# start of PROVIDED INFORMATION

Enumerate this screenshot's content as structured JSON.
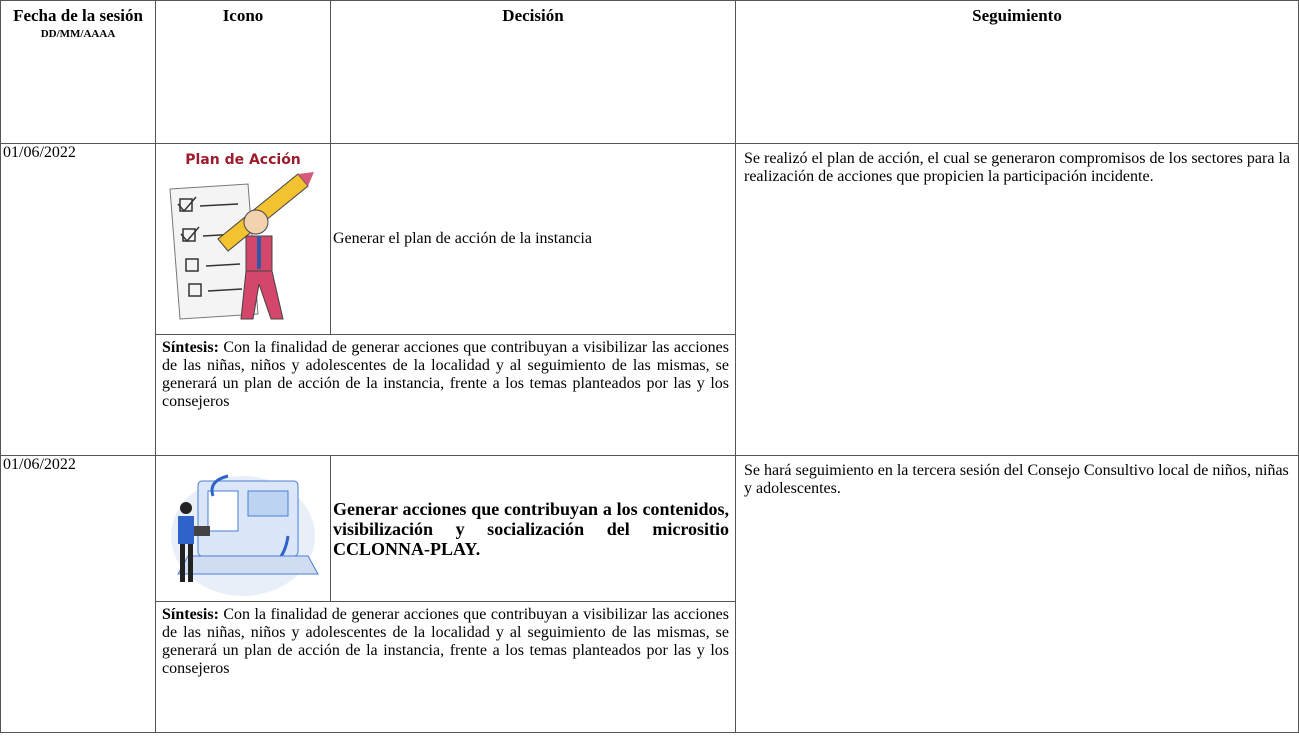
{
  "header": {
    "date": "Fecha de la sesión",
    "date_format": "DD/MM/AAAA",
    "icon": "Icono",
    "decision": "Decisión",
    "followup": "Seguimiento"
  },
  "rows": [
    {
      "date": "01/06/2022",
      "icon_caption": "Plan de Acción",
      "decision": "Generar el plan de acción de la instancia",
      "synthesis_label": "Síntesis:",
      "synthesis": "Con la finalidad de generar acciones que contribuyan a visibilizar las acciones de las niñas, niños y adolescentes de la localidad y al seguimiento de las mismas, se generará un plan de acción de la instancia, frente a los temas planteados por las y los consejeros",
      "followup": "Se realizó el plan de acción, el cual se generaron compromisos de los sectores para la realización de acciones que propicien la participación incidente."
    },
    {
      "date": "01/06/2022",
      "decision": "Generar acciones que contribuyan a los contenidos, visibilización y socialización del micrositio CCLONNA-PLAY.",
      "synthesis_label": "Síntesis:",
      "synthesis": "Con la finalidad de generar acciones que contribuyan a visibilizar las acciones de las niñas, niños y adolescentes de la localidad y al seguimiento de las mismas, se generará un plan de acción de la instancia, frente a los temas planteados por las y los consejeros",
      "followup": "Se hará seguimiento en la tercera sesión del Consejo Consultivo local de niños, niñas y adolescentes."
    }
  ]
}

# end of PROVIDED INFORMATION

■ **STATED PROBLEM**:
Restate the records above in full, word for word. Keep pictures out.

■ **SOLUTION TO THE PROBLEM**:
Enumerate this screenshot's content as structured JSON.
{
  "header": {
    "date": "Fecha de la sesión",
    "date_format": "DD/MM/AAAA",
    "icon": "Icono",
    "decision": "Decisión",
    "followup": "Seguimiento"
  },
  "rows": [
    {
      "date": "01/06/2022",
      "icon_caption": "Plan de Acción",
      "decision": "Generar el plan de acción de la instancia",
      "synthesis_label": "Síntesis:",
      "synthesis": "Con la finalidad de generar acciones que contribuyan a visibilizar las acciones de las niñas, niños y adolescentes de la localidad y al seguimiento de las mismas, se generará un plan de acción de la instancia, frente a los temas planteados por las y los consejeros",
      "followup": "Se realizó el plan de acción, el cual se generaron compromisos de los sectores para la realización de acciones que propicien la participación incidente."
    },
    {
      "date": "01/06/2022",
      "decision": "Generar acciones que contribuyan a los contenidos, visibilización y socialización del micrositio CCLONNA-PLAY.",
      "synthesis_label": "Síntesis:",
      "synthesis": "Con la finalidad de generar acciones que contribuyan a visibilizar las acciones de las niñas, niños y adolescentes de la localidad y al seguimiento de las mismas, se generará un plan de acción de la instancia, frente a los temas planteados por las y los consejeros",
      "followup": "Se hará seguimiento en la tercera sesión del Consejo Consultivo local de niños, niñas y adolescentes."
    }
  ]
}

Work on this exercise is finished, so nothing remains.